-- Given task --
Where a line in the listing contains the string "this", copy that line out.

Dataset items
>> Start
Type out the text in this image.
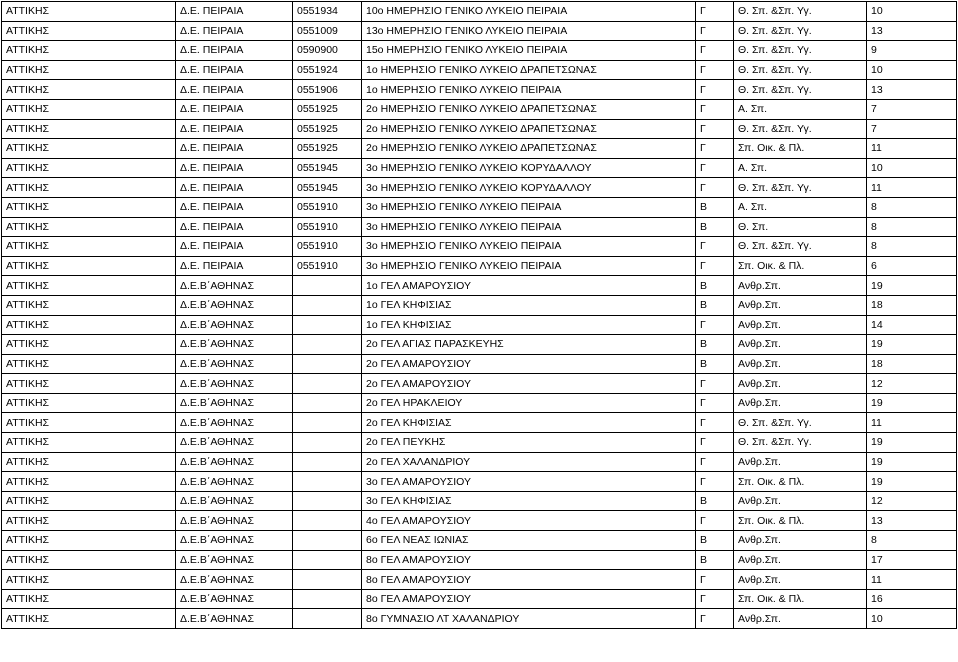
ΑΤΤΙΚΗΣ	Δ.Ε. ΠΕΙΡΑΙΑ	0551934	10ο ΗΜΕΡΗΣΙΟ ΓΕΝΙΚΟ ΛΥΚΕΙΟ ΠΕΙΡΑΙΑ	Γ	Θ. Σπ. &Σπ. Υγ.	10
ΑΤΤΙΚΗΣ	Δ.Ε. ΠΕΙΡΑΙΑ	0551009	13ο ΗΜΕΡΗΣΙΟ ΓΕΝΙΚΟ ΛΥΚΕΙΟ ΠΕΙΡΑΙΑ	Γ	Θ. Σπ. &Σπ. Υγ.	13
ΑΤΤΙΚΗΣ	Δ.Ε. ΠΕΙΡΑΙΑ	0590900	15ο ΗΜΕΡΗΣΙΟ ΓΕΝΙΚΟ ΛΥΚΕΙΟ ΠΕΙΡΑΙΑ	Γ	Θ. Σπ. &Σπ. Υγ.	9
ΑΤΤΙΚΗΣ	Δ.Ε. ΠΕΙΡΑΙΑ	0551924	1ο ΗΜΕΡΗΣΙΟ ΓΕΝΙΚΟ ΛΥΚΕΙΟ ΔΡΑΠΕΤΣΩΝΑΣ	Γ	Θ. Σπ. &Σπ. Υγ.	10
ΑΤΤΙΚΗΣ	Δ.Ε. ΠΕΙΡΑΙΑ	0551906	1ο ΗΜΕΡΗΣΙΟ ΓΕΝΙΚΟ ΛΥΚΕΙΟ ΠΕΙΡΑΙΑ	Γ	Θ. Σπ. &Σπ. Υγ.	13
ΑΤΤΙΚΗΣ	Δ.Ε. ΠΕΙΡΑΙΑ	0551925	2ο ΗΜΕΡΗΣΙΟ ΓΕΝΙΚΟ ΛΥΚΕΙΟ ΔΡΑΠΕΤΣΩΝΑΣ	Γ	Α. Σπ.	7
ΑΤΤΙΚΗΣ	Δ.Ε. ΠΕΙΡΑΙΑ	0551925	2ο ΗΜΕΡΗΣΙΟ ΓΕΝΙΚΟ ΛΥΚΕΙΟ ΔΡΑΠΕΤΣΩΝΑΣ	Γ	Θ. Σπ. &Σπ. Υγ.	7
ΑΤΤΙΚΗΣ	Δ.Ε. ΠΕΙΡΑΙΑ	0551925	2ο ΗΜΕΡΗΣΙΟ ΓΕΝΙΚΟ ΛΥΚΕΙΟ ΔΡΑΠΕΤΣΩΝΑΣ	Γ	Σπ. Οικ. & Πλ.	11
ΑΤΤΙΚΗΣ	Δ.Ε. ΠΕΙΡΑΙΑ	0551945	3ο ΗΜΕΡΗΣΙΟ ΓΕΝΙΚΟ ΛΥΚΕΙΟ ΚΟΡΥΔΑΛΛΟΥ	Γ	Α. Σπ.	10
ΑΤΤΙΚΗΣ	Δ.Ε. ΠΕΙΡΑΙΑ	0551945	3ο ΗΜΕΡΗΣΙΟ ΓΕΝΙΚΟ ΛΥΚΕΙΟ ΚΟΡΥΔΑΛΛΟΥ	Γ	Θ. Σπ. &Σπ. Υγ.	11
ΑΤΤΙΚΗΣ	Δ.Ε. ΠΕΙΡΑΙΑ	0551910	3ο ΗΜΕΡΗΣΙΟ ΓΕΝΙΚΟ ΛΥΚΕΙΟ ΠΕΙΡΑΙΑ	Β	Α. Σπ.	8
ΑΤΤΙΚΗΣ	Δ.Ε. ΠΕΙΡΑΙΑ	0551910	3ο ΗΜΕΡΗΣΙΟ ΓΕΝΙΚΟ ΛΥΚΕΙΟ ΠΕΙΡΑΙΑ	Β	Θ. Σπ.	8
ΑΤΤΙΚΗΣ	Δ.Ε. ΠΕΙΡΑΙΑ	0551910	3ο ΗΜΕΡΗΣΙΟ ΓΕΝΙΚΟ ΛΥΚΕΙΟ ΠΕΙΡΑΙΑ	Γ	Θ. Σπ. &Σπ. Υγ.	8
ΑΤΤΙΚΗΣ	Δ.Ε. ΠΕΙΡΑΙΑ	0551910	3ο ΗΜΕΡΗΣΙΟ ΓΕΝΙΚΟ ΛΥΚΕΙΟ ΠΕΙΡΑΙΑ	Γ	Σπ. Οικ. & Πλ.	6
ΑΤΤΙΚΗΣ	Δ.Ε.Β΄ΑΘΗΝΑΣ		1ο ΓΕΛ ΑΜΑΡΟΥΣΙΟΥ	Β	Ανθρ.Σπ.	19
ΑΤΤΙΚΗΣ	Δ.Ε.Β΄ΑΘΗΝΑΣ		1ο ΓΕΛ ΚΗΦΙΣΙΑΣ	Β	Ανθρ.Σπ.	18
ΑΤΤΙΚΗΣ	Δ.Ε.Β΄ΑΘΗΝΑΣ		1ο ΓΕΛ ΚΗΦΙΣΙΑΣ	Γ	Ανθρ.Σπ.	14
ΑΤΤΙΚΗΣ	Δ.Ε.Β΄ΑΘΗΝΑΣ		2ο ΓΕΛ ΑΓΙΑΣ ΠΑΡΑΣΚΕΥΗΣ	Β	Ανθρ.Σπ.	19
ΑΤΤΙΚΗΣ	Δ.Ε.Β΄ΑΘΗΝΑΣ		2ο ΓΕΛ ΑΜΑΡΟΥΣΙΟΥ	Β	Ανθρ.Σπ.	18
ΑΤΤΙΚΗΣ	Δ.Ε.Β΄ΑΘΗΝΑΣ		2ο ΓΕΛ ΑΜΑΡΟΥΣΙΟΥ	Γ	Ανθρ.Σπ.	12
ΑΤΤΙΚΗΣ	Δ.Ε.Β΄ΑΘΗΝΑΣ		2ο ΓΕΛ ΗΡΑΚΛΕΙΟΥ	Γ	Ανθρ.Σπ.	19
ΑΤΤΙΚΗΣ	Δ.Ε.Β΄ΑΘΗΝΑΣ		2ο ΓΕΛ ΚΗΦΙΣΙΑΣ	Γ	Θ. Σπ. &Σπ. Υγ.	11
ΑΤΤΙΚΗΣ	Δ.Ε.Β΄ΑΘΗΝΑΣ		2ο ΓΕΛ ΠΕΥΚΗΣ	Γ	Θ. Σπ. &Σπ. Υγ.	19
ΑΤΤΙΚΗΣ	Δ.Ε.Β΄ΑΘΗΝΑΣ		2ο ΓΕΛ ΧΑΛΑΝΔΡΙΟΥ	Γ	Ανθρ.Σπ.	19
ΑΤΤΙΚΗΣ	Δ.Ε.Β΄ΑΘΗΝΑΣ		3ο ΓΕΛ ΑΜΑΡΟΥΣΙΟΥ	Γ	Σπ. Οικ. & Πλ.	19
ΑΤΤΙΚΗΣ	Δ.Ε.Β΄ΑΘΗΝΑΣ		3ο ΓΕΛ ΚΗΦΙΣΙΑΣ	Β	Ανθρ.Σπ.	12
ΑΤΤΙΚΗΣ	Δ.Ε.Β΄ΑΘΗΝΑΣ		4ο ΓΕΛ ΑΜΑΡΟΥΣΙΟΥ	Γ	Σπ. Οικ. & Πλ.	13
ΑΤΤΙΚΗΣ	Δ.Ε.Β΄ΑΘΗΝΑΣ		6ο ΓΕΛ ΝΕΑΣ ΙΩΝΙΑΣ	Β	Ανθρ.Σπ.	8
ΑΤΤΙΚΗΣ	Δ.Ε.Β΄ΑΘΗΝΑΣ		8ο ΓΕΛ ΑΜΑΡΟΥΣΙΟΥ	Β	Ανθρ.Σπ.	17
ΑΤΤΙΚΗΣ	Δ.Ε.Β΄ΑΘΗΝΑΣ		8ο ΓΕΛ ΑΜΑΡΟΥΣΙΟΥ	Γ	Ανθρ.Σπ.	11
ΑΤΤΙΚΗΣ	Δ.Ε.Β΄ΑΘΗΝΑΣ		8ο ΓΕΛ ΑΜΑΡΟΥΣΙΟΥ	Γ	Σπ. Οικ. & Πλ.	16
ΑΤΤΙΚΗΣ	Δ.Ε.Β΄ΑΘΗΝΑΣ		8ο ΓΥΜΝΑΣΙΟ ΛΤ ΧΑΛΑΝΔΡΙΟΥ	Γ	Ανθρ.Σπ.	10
>> End
>> Start
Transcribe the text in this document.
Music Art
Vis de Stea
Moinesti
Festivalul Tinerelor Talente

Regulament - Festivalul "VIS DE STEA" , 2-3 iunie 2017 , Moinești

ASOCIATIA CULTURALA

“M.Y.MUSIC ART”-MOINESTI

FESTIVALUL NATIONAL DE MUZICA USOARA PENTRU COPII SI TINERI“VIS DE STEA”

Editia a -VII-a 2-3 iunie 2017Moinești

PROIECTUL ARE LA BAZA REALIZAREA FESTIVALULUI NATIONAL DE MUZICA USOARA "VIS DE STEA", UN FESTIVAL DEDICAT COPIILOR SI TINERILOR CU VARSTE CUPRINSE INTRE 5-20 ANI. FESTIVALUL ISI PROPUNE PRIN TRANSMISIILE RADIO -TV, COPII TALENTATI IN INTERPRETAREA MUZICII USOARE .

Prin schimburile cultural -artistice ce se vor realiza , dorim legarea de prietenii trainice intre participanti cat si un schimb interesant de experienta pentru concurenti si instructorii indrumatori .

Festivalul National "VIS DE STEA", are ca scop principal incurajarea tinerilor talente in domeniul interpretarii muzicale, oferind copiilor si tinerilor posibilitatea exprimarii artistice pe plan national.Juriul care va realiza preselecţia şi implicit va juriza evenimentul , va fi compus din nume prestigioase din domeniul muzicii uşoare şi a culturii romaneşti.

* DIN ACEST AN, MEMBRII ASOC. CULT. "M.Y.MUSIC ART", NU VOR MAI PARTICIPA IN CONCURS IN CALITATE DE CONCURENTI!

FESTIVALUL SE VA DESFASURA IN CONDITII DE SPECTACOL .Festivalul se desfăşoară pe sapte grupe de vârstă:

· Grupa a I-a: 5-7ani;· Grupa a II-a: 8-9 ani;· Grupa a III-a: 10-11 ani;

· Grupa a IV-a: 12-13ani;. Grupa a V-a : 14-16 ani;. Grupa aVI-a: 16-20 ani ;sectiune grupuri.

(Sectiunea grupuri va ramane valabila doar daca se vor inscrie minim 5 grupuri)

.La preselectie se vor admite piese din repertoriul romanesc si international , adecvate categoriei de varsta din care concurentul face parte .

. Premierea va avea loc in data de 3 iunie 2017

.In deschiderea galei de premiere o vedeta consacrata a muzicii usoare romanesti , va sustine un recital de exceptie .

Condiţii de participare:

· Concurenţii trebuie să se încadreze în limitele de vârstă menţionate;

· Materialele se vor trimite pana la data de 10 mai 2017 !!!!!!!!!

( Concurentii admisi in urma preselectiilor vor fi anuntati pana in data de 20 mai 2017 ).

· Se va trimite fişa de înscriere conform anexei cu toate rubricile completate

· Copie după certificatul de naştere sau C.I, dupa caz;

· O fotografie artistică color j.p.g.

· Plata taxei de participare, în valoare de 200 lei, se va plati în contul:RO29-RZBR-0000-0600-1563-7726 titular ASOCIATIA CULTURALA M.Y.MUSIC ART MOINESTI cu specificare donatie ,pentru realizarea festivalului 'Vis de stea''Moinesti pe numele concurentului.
>> End
-- Task response --
Type out the text in this image.
Transcribe the text in this document.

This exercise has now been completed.